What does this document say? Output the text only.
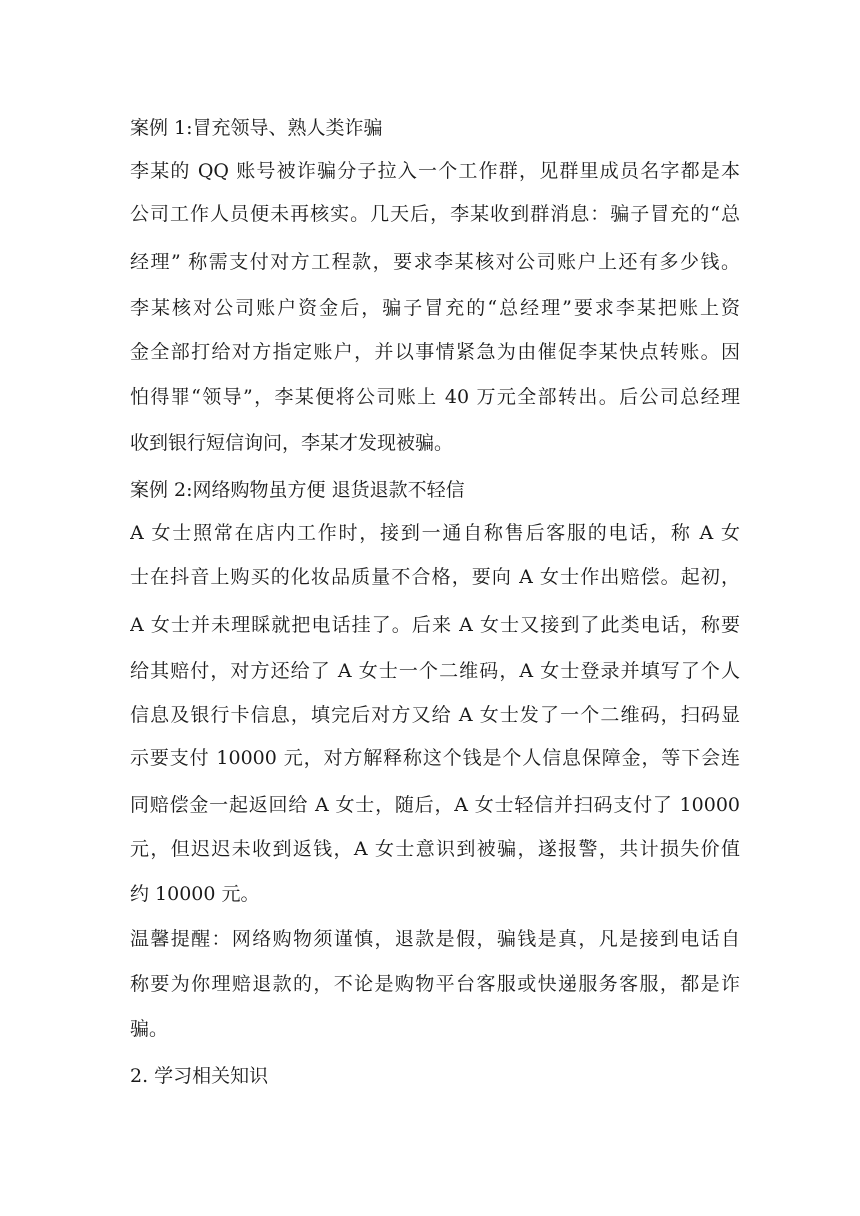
案例 1:冒充领导、熟人类诈骗
李某的 QQ 账号被诈骗分子拉入一个工作群，见群里成员名字都是本
公司工作人员便未再核实。几天后，李某收到群消息：骗子冒充的“总
经理” 称需支付对方工程款，要求李某核对公司账户上还有多少钱。
李某核对公司账户资金后，骗子冒充的“总经理”要求李某把账上资
金全部打给对方指定账户，并以事情紧急为由催促李某快点转账。因
怕得罪“领导”，李某便将公司账上 40 万元全部转出。后公司总经理
收到银行短信询问，李某才发现被骗。
案例 2:网络购物虽方便 退货退款不轻信
A 女士照常在店内工作时，接到一通自称售后客服的电话，称 A 女
士在抖音上购买的化妆品质量不合格，要向 A 女士作出赔偿。起初，
A 女士并未理睬就把电话挂了。后来 A 女士又接到了此类电话，称要
给其赔付，对方还给了 A 女士一个二维码，A 女士登录并填写了个人
信息及银行卡信息，填完后对方又给 A 女士发了一个二维码，扫码显
示要支付 10000 元，对方解释称这个钱是个人信息保障金，等下会连
同赔偿金一起返回给 A 女士，随后，A 女士轻信并扫码支付了 10000
元，但迟迟未收到返钱，A 女士意识到被骗，遂报警，共计损失价值
约 10000 元。
温馨提醒：网络购物须谨慎，退款是假，骗钱是真，凡是接到电话自
称要为你理赔退款的，不论是购物平台客服或快递服务客服，都是诈
骗。
2. 学习相关知识
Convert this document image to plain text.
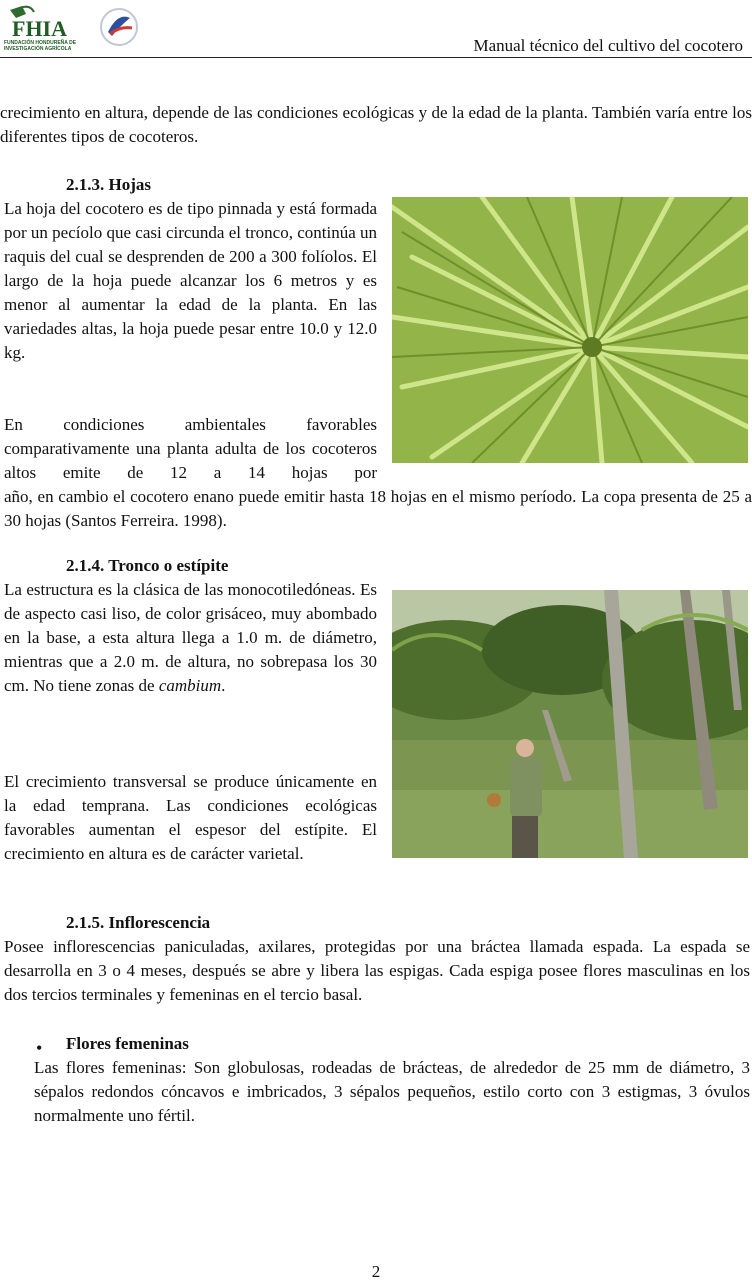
FHIA
FUNDACIÓN HONDUREÑA DE
INVESTIGACIÓN AGRÍCOLA	Manual técnico del cultivo del cocotero
crecimiento en altura, depende de las condiciones ecológicas y de la edad de la planta. También varía entre los diferentes tipos de cocoteros.
2.1.3. Hojas
La hoja del cocotero es de tipo pinnada y está formada por un pecíolo que casi circunda el tronco, continúa un raquis del cual se desprenden de 200 a 300 folíolos. El largo de la hoja puede alcanzar los 6 metros y es menor al aumentar la edad de la planta. En las variedades altas, la hoja puede pesar entre 10.0 y 12.0 kg.
En condiciones ambientales favorables comparativamente una planta adulta de los cocoteros altos emite de 12 a 14 hojas por
año, en cambio el cocotero enano puede emitir hasta 18 hojas en el mismo período. La copa presenta de 25 a 30 hojas (Santos Ferreira. 1998).
2.1.4. Tronco o estípite
La estructura es la clásica de las monocotiledóneas. Es de aspecto casi liso, de color grisáceo, muy abombado en la base, a esta altura llega a 1.0 m. de diámetro, mientras que a 2.0 m. de altura, no sobrepasa los 30 cm. No tiene zonas de cambium.
El crecimiento transversal se produce únicamente en la edad temprana. Las condiciones ecológicas favorables aumentan el espesor del estípite. El crecimiento en altura es de carácter varietal.
2.1.5. Inflorescencia
Posee inflorescencias paniculadas, axilares, protegidas por una bráctea llamada espada. La espada se desarrolla en 3 o 4 meses, después se abre y libera las espigas. Cada espiga posee flores masculinas en los dos tercios terminales y femeninas en el tercio basal.
• Flores femeninas
Las flores femeninas: Son globulosas, rodeadas de brácteas, de alrededor de 25 mm de diámetro, 3 sépalos redondos cóncavos e imbricados, 3 sépalos pequeños, estilo corto con 3 estigmas, 3 óvulos normalmente uno fértil.
2
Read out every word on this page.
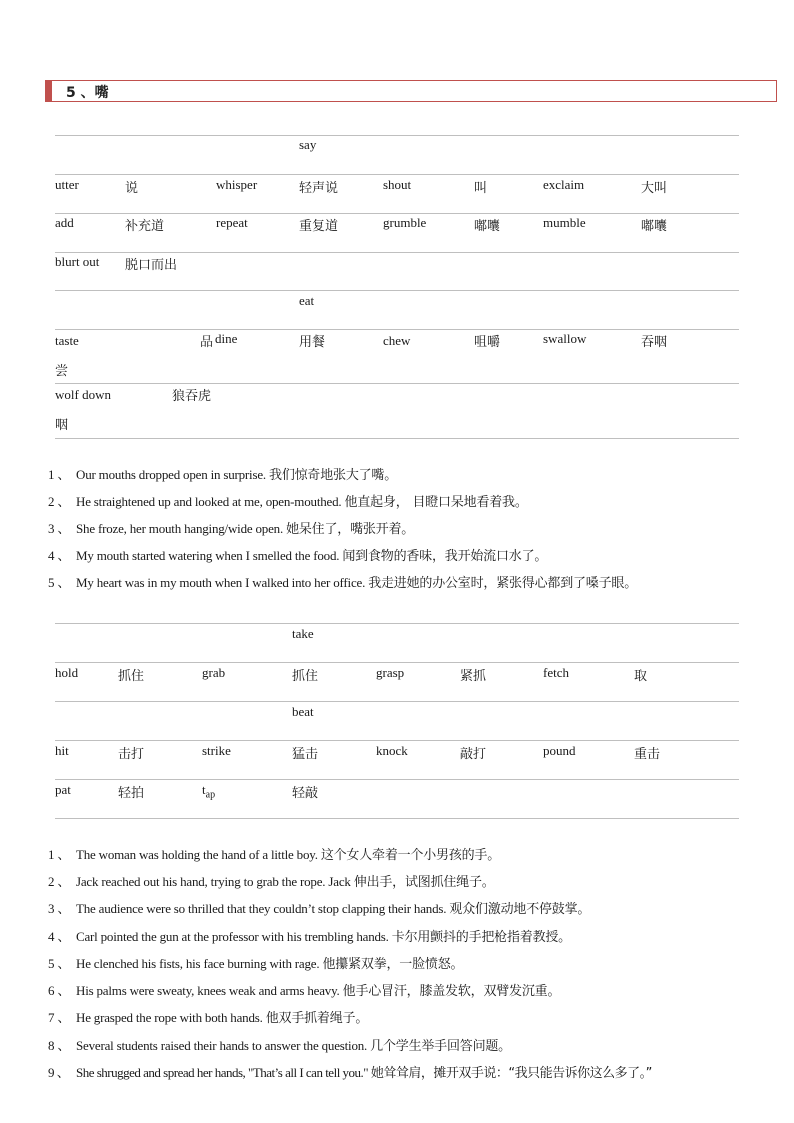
5 、嘴
say
utter	说	whisper	轻声说	shout	叫	exclaim	大叫
add	补充道	repeat	重复道	grumble	嘟囔	mumble	嘟囔
blurt out 脱口而出
eat
taste	品 dine	用餐	chew	咀嚼	swallow	吞咽
尝
wolf down	狼吞虎
咽
1 、 Our mouths dropped open in surprise. 我们惊奇地张大了嘴。
2 、 He straightened up and looked at me, open-mouthed. 他直起身， 目瞪口呆地看着我。
3 、 She froze, her mouth hanging/wide open. 她呆住了，嘴张开着。
4 、 My mouth started watering when I smelled the food. 闻到食物的香味，我开始流口水了。
5 、 My heart was in my mouth when I walked into her office. 我走进她的办公室时，紧张得心都到了嗓子眼。
take
hold	抓住	grab	抓住	grasp	紧抓	fetch	取
beat
hit	击打	strike	猛击	knock	敲打	pound	重击
pat	轻拍	$t_{ap}$	轻敲
1 、 The woman was holding the hand of a little boy. 这个女人牵着一个小男孩的手。
2 、 Jack reached out his hand, trying to grab the rope. Jack 伸出手，试图抓住绳子。
3 、 The audience were so thrilled that they couldn’t stop clapping their hands. 观众们激动地不停鼓掌。
4 、 Carl pointed the gun at the professor with his trembling hands. 卡尔用颤抖的手把枪指着教授。
5 、 He clenched his fists, his face burning with rage. 他攥紧双拳，一脸愤怒。
6 、 His palms were sweaty, knees weak and arms heavy. 他手心冒汗，膝盖发软，双臂发沉重。
7 、 He grasped the rope with both hands. 他双手抓着绳子。
8 、 Several students raised their hands to answer the question. 几个学生举手回答问题。
9 、 She shrugged and spread her hands, "That’s all I can tell you." 她耸耸肩，摊开双手说：“我只能告诉你这么多了。”
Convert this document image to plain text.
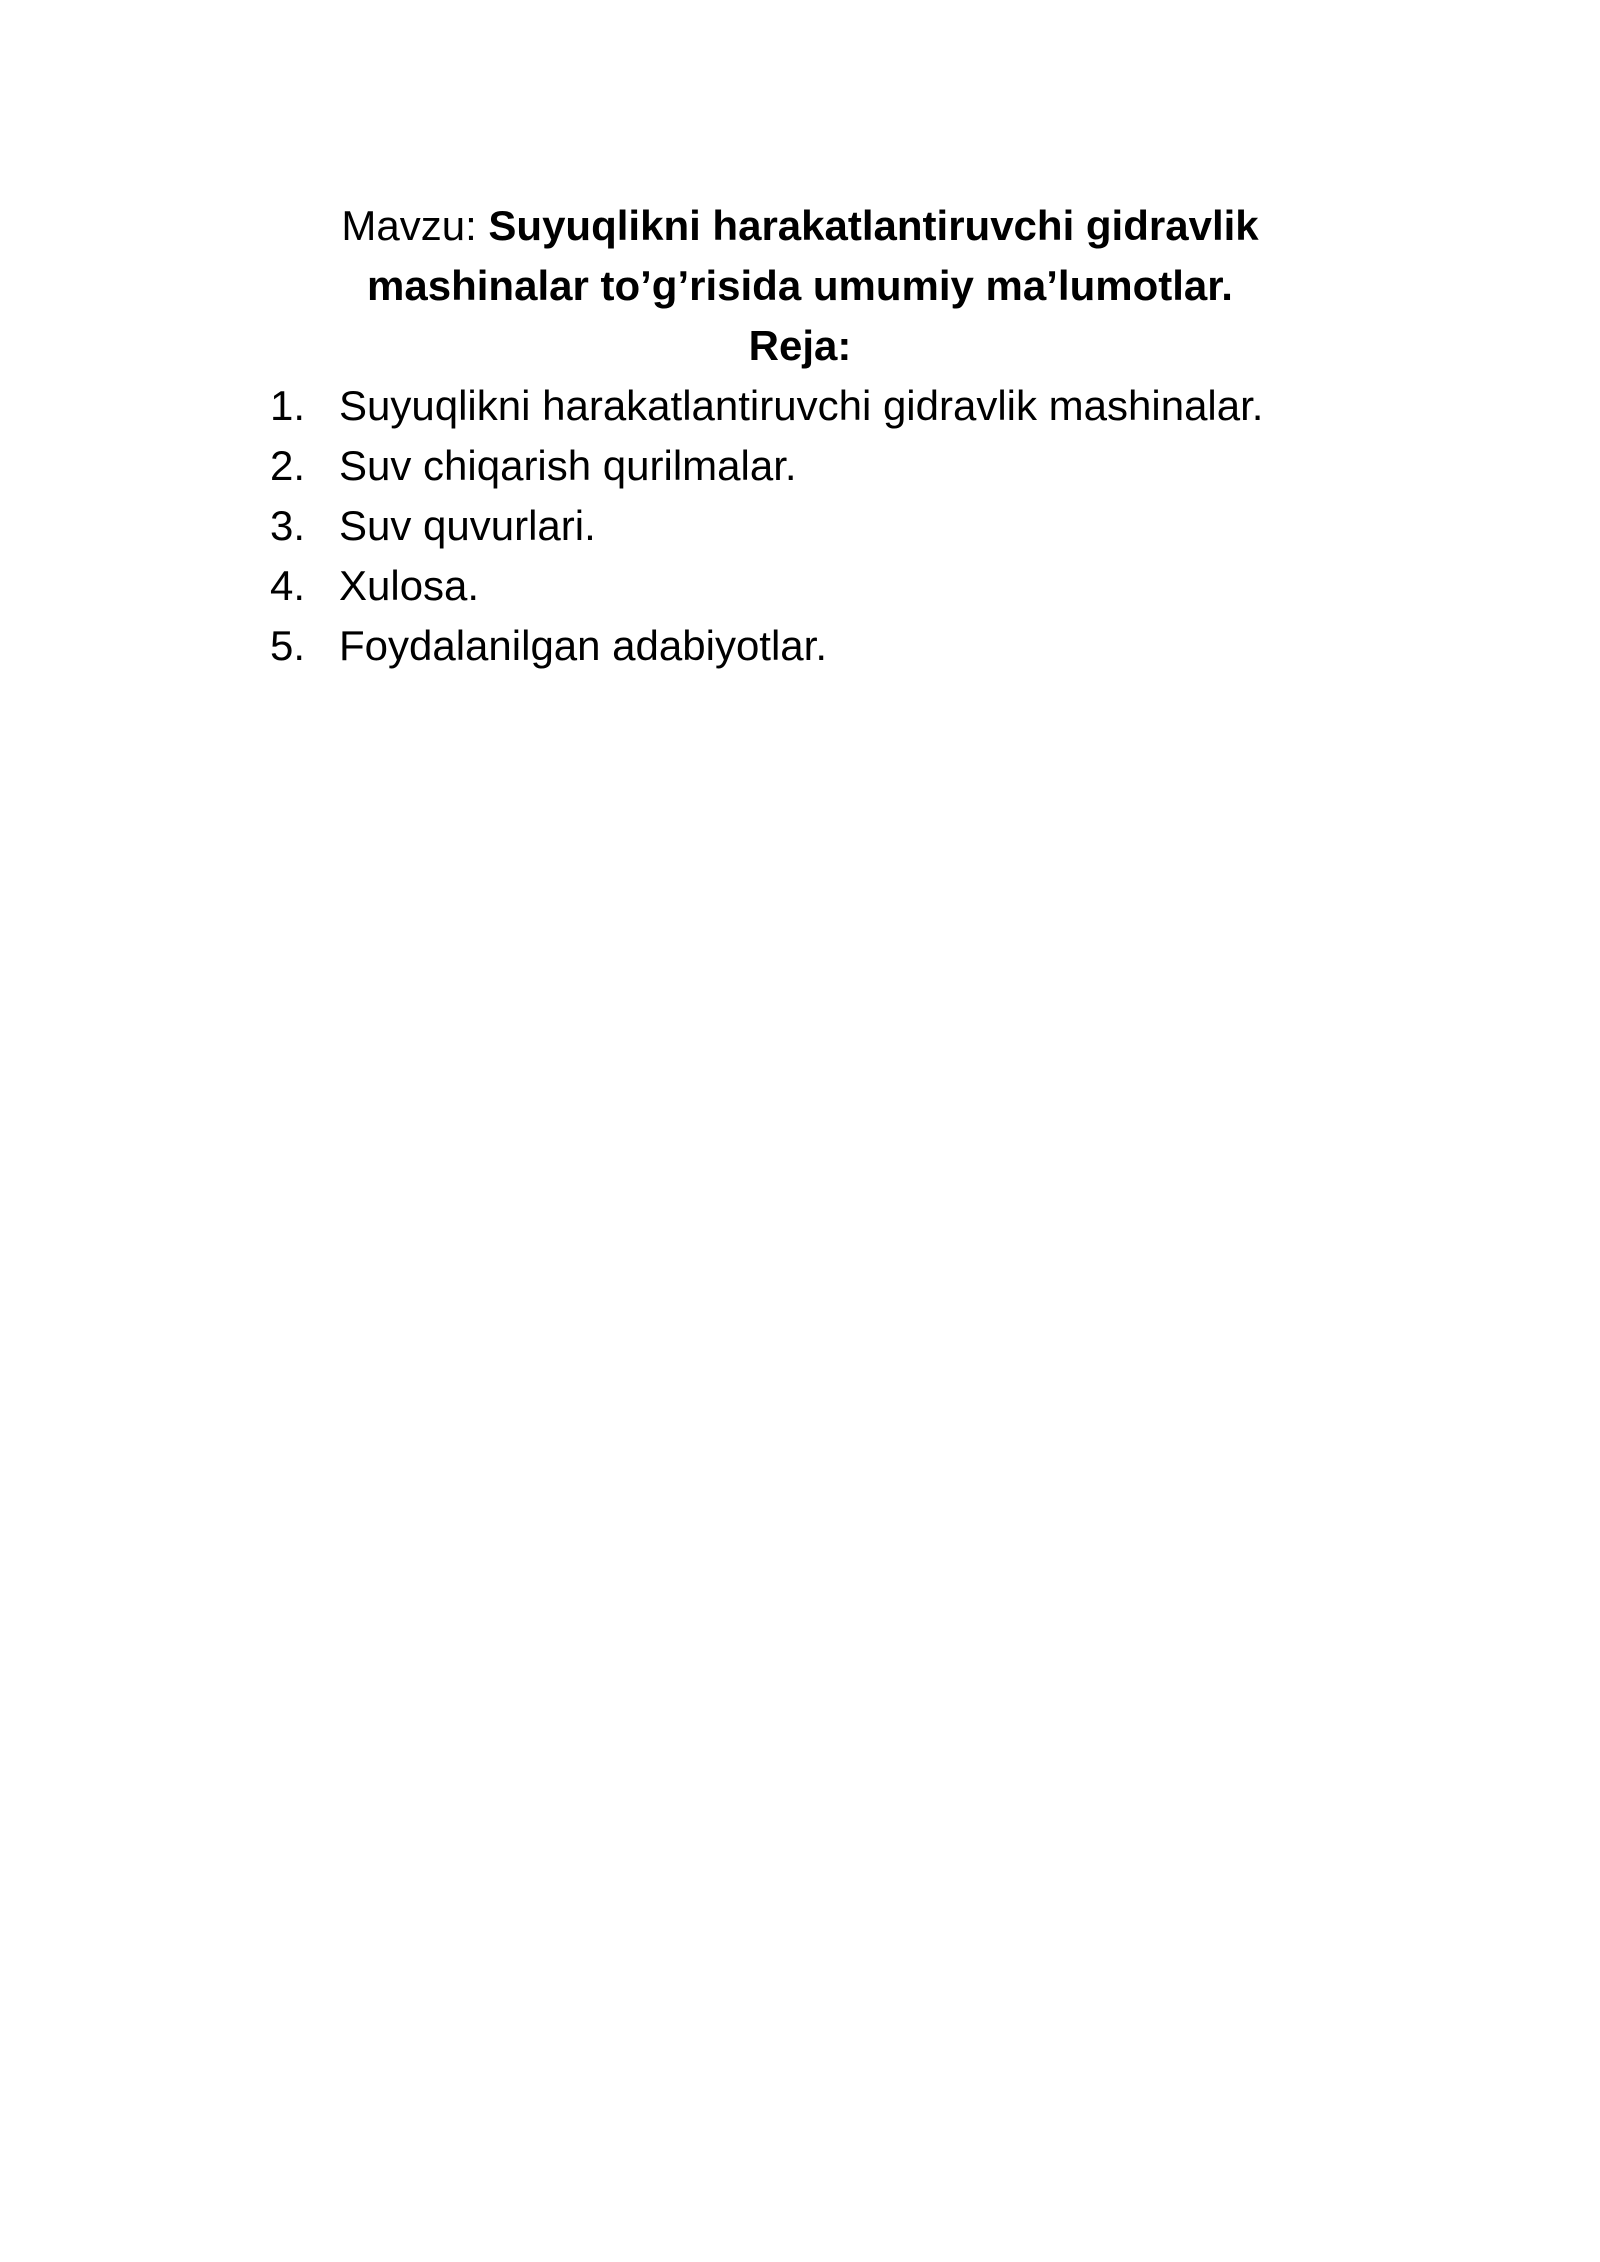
Mavzu: Suyuqlikni harakatlantiruvchi gidravlik mashinalar to’g’risida umumiy ma’lumotlar.
Reja:
1. Suyuqlikni harakatlantiruvchi gidravlik mashinalar.
2. Suv chiqarish qurilmalar.
3. Suv quvurlari.
4. Xulosa.
5. Foydalanilgan adabiyotlar.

§ **PROBLEM DETAILS**: Determine how many lines in the listing above hold the word "condiciones", answering with the number only.

§ **THE RESPONSE**: 3